-- AIM --
Pull every line with the word "into" out of the entries below.
--------------------------------------------------
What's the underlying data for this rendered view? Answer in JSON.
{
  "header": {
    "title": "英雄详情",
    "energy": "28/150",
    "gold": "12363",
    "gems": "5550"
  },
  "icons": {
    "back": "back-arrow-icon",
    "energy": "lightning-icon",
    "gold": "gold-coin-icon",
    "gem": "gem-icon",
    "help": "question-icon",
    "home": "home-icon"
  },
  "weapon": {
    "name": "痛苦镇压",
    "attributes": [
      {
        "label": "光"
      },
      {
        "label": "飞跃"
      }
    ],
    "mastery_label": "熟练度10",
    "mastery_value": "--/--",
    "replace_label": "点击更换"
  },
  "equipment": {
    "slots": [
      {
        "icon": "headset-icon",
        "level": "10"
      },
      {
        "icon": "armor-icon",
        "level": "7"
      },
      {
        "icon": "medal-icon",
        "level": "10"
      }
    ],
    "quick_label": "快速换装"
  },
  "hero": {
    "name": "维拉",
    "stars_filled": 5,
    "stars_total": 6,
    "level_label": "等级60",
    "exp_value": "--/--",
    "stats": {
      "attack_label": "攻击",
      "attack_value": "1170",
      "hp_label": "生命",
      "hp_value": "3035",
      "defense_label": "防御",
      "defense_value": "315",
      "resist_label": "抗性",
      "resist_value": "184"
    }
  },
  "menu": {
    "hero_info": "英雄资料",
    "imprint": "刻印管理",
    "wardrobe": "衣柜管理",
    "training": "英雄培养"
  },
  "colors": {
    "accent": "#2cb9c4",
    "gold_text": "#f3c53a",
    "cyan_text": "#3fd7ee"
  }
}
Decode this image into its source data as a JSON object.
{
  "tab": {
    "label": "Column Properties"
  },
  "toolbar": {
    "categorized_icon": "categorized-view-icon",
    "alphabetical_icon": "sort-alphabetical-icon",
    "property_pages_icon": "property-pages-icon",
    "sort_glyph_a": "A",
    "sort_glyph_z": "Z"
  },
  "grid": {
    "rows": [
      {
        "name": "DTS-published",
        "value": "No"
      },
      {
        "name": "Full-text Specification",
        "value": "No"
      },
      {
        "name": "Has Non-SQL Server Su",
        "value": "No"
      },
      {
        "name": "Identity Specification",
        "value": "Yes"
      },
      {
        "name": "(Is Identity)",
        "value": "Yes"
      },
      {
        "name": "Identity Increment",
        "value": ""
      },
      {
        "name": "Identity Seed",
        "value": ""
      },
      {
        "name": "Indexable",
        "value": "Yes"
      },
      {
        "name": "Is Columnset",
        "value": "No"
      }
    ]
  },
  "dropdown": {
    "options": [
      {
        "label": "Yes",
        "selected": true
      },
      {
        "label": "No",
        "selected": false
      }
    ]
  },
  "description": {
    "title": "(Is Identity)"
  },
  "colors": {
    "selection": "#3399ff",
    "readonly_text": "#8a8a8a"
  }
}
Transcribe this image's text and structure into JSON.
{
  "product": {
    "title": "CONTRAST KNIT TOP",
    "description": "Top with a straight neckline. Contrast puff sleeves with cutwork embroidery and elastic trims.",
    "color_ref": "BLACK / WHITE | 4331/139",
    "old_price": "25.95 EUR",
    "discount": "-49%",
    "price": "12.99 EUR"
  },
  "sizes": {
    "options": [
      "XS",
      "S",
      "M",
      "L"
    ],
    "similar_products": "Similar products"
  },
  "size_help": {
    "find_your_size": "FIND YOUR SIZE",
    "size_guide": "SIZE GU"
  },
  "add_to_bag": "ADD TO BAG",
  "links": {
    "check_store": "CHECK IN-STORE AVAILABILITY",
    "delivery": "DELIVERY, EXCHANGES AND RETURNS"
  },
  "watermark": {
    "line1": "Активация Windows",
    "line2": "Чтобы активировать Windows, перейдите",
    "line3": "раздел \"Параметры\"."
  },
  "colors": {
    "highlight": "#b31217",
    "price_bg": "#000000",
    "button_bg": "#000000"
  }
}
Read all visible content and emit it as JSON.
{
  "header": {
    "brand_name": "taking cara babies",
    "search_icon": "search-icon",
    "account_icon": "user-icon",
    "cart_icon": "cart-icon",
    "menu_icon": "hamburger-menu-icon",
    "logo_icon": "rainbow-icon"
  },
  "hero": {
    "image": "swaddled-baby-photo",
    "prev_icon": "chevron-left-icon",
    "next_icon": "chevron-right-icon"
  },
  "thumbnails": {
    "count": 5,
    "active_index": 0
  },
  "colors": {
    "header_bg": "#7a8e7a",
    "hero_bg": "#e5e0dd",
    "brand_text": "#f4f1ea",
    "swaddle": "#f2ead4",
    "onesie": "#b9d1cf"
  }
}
--------------------------------------------------
-- RESULT OF THE EXERCISE --
Decode this image into its source data as a JSON object.
Transcribe this image's text and structure into JSON.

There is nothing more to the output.